◆ **Task description**: Copy the items word for word, from the very first line through the line that contains "- toc-subsection-entry[interactable]: [191, 1510, 1370, 1552]", both ends included.

....

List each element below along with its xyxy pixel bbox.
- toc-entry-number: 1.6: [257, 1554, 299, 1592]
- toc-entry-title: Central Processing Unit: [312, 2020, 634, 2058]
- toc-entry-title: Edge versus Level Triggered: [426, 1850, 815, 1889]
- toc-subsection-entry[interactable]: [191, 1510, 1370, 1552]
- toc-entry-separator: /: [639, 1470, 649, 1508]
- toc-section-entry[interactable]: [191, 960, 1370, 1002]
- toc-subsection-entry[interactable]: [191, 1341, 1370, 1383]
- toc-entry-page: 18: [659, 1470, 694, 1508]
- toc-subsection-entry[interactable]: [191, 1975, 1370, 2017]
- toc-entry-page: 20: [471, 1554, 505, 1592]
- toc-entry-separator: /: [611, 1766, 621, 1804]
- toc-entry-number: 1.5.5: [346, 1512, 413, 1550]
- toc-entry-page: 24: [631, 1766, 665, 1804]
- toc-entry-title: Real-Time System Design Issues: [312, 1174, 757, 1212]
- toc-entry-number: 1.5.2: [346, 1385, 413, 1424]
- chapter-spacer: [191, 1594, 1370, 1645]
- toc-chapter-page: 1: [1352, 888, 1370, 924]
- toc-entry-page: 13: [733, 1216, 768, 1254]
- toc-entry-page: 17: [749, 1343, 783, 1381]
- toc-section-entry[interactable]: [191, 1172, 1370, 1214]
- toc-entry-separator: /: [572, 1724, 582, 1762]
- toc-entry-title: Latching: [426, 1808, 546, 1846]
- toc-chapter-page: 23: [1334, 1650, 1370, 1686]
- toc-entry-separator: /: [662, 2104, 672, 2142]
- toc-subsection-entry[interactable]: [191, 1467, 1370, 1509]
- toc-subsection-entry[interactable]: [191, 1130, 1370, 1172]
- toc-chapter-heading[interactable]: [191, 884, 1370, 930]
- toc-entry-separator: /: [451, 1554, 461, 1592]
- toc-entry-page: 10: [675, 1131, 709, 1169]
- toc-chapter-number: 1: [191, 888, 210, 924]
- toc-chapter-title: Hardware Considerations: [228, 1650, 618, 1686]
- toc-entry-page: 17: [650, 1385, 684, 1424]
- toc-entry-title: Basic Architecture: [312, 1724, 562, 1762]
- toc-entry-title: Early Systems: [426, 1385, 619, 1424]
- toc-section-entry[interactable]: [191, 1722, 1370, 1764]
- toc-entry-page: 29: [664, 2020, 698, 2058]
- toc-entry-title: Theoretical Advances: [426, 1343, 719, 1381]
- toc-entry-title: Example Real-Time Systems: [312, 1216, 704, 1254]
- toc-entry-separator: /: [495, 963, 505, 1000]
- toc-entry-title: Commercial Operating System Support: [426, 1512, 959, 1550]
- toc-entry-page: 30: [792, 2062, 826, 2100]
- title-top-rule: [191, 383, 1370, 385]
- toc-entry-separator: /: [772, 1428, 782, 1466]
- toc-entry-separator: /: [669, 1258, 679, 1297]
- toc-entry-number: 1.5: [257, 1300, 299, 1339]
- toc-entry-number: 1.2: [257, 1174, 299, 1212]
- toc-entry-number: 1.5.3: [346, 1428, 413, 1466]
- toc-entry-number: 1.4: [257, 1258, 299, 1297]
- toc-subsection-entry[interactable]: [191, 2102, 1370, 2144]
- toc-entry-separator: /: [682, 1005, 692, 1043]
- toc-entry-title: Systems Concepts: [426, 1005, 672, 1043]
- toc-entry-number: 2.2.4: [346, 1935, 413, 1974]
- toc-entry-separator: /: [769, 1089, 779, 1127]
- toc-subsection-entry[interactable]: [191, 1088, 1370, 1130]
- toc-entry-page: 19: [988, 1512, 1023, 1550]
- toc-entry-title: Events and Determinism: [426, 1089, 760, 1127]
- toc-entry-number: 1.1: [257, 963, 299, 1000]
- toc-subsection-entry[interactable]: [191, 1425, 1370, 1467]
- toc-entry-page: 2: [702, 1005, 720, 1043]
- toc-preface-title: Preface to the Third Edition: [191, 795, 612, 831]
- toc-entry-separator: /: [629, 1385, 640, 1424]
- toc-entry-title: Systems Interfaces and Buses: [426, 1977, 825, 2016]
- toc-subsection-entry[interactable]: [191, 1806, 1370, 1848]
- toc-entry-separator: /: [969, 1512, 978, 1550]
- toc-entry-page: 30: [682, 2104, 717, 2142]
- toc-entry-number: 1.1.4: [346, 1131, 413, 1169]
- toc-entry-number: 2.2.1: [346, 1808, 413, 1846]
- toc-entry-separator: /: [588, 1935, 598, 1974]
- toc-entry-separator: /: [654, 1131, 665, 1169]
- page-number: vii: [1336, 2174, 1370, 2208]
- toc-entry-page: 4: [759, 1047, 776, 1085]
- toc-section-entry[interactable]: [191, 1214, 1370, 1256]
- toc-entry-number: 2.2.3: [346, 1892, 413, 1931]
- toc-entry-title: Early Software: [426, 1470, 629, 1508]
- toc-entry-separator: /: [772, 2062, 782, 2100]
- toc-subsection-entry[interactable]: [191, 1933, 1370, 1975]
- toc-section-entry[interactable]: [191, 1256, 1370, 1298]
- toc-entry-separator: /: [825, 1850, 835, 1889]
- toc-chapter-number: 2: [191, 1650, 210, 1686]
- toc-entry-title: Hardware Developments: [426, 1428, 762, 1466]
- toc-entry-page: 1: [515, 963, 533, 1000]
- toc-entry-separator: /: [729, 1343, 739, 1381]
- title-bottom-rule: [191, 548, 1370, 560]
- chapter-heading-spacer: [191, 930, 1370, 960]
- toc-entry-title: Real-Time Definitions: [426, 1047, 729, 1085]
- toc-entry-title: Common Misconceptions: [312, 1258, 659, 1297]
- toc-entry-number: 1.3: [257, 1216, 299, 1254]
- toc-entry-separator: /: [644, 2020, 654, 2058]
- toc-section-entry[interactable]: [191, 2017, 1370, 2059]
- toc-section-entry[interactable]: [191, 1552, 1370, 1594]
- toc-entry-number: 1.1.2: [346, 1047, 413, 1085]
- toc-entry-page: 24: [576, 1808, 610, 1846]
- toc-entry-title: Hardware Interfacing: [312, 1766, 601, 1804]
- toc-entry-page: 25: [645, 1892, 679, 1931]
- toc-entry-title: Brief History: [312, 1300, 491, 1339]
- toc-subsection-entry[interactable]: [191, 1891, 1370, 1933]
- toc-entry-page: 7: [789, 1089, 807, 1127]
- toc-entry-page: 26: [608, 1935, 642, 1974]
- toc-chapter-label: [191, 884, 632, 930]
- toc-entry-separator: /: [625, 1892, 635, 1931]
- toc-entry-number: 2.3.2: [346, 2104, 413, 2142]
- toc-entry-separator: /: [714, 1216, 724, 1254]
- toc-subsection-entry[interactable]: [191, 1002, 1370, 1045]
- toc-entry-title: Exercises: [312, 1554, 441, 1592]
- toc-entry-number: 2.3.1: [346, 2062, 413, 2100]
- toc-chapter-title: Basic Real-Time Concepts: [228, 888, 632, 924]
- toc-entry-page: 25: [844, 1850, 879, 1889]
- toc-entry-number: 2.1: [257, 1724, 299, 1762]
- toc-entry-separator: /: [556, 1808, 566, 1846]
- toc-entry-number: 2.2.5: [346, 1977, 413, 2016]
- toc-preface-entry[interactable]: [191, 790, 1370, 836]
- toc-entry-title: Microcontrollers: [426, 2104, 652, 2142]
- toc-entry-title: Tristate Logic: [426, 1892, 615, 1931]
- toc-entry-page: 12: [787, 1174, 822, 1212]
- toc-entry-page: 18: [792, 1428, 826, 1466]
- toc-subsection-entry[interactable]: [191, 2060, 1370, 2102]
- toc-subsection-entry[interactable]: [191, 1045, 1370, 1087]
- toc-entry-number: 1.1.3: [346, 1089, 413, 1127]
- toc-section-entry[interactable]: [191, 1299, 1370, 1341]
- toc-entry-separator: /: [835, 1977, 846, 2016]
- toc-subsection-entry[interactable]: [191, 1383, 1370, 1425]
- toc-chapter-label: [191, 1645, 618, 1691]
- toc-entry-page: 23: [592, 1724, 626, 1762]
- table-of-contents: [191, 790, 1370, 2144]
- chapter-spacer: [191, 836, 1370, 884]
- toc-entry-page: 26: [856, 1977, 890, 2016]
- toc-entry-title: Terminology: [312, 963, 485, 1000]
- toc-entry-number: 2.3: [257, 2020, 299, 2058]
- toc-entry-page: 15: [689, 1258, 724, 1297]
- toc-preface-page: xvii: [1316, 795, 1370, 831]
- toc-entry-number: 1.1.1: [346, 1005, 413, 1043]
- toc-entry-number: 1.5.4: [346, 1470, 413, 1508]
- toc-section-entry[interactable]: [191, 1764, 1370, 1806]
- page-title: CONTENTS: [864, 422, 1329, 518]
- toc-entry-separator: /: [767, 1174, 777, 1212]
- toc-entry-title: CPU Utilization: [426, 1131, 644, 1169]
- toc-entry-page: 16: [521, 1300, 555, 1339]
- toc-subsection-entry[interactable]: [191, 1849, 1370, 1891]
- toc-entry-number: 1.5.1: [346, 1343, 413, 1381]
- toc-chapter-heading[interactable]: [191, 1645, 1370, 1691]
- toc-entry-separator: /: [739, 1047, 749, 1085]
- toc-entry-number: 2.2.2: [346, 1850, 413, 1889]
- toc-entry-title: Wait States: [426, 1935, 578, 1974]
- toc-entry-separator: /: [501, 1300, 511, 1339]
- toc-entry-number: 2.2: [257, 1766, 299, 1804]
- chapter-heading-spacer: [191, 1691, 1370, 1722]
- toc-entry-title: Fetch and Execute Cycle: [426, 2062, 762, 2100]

....

◆ **Result below**:
List each element below along with its xyxy pixel bbox.
- toc-entry-number: 1.6: [257, 1554, 299, 1592]
- toc-entry-title: Central Processing Unit: [312, 2020, 634, 2058]
- toc-entry-title: Edge versus Level Triggered: [426, 1850, 815, 1889]
- toc-subsection-entry[interactable]: [191, 1510, 1370, 1552]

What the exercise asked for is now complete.